• Task description:
Print the line that contains "Extract the structured" and every line after it through the last line of the records below, exactly as written and nothing else.

• Listed records:
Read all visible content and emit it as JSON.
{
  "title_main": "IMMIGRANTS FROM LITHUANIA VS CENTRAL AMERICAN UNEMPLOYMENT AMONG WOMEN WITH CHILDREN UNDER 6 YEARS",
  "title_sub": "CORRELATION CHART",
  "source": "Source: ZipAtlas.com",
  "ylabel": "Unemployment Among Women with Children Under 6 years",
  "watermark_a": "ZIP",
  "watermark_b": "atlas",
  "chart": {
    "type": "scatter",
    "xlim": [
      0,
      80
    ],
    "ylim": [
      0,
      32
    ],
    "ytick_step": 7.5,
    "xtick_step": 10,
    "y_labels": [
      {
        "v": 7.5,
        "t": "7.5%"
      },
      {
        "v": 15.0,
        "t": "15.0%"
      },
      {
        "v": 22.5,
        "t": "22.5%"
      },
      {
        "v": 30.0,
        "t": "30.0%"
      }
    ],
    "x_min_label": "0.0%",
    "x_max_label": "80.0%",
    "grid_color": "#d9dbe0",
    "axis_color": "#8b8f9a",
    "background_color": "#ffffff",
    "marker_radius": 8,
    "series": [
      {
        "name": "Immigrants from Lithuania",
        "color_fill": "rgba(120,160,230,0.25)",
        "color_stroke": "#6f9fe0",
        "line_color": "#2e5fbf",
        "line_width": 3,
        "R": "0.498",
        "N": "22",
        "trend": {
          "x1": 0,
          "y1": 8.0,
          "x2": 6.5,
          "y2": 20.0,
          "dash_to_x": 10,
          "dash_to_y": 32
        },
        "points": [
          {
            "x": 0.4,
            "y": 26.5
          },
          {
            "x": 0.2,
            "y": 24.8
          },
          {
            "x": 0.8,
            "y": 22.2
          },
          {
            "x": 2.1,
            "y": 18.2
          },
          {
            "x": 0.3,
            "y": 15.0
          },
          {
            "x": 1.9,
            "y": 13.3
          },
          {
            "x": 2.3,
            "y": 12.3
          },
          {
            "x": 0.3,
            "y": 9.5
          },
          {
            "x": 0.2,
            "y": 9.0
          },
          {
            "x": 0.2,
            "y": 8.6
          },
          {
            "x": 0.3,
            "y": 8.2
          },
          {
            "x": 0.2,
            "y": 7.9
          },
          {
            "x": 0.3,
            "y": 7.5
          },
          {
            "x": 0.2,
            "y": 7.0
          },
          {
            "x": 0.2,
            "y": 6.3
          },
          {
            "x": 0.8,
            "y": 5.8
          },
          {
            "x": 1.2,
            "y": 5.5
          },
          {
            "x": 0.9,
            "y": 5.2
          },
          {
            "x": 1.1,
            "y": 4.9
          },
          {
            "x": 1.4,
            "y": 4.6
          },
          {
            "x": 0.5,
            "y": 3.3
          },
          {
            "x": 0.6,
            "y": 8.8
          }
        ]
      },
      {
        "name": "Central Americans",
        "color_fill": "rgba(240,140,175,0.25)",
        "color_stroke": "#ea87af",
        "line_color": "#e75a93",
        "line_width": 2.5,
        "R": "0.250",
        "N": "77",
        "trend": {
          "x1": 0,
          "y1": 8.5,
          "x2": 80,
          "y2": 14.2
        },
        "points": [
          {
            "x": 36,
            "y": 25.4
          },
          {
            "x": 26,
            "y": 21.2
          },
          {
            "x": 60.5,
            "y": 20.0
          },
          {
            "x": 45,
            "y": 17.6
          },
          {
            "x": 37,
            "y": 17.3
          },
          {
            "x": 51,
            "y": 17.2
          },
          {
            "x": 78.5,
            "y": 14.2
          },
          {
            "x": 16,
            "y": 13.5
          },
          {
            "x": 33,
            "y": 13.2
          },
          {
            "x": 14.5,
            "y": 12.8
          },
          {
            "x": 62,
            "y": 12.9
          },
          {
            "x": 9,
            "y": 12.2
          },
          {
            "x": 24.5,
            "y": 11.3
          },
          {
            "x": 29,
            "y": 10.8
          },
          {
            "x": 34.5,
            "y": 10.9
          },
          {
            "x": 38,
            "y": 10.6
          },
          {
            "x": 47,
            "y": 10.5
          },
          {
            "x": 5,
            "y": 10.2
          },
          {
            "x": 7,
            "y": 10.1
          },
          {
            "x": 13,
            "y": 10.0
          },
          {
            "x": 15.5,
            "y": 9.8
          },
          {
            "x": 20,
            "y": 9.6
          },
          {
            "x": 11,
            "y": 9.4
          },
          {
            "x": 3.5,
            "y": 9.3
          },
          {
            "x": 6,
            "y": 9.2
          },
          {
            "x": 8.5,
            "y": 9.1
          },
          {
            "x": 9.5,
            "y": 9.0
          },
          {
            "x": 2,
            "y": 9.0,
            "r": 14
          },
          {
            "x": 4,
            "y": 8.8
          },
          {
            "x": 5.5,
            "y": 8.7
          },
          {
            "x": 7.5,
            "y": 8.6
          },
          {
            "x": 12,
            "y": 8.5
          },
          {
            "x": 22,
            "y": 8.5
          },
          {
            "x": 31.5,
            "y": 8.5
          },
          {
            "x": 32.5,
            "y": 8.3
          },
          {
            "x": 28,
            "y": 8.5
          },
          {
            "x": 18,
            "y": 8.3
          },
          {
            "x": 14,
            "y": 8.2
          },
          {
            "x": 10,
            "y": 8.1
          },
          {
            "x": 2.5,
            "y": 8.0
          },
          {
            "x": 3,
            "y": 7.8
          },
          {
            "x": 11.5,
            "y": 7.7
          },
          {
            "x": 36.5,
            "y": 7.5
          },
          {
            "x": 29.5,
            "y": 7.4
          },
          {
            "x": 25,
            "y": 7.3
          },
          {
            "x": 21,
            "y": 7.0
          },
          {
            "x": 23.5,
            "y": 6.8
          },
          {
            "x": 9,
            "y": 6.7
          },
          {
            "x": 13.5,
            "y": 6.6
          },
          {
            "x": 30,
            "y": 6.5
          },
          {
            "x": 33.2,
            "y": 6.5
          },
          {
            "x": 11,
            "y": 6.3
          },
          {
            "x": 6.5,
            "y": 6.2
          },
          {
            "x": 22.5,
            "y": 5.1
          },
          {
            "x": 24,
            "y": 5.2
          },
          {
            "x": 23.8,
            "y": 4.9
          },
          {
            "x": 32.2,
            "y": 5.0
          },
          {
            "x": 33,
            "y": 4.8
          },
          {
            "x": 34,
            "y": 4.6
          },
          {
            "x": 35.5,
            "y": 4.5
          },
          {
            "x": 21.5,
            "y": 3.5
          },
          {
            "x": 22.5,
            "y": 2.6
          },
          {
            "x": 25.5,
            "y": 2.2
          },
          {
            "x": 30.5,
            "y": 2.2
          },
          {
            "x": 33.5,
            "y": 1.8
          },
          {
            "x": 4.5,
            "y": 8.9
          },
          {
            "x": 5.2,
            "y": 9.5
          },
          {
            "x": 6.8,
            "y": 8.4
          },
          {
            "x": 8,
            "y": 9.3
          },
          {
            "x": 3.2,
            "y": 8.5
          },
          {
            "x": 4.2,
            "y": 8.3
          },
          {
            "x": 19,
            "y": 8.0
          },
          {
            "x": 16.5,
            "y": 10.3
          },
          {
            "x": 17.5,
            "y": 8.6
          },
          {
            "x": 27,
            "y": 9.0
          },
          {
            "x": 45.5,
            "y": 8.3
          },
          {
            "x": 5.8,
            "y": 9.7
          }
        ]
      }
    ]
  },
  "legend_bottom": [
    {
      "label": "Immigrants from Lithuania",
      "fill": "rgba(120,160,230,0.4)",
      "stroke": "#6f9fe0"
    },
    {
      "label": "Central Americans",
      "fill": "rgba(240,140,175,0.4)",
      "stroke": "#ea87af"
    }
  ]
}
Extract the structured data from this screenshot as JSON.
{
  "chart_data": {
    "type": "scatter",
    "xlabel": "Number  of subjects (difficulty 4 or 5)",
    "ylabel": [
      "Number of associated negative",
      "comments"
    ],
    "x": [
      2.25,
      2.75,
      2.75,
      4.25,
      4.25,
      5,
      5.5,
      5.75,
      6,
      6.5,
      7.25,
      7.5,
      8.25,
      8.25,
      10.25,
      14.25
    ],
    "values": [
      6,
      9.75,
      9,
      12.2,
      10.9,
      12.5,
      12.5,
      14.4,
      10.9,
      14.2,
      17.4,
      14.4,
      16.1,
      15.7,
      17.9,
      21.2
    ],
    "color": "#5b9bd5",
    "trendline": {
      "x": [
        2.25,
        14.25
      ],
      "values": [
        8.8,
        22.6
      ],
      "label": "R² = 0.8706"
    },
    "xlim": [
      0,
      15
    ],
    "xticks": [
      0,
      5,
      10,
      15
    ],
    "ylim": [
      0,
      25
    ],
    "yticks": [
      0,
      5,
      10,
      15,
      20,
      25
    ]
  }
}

• Solution:
Extract the structured data from this screenshot as JSON.
{
  "chart_data": {
    "type": "scatter",
    "xlabel": "Number  of subjects (difficulty 4 or 5)",
    "ylabel": [
      "Number of associated negative",
      "comments"
    ],
    "x": [
      2.25,
      2.75,
      2.75,
      4.25,
      4.25,
      5,
      5.5,
      5.75,
      6,
      6.5,
      7.25,
      7.5,
      8.25,
      8.25,
      10.25,
      14.25
    ],
    "values": [
      6,
      9.75,
      9,
      12.2,
      10.9,
      12.5,
      12.5,
      14.4,
      10.9,
      14.2,
      17.4,
      14.4,
      16.1,
      15.7,
      17.9,
      21.2
    ],
    "color": "#5b9bd5",
    "trendline": {
      "x": [
        2.25,
        14.25
      ],
      "values": [
        8.8,
        22.6
      ],
      "label": "R² = 0.8706"
    },
    "xlim": [
      0,
      15
    ],
    "xticks": [
      0,
      5,
      10,
      15
    ],
    "ylim": [
      0,
      25
    ],
    "yticks": [
      0,
      5,
      10,
      15,
      20,
      25
    ]
  }
}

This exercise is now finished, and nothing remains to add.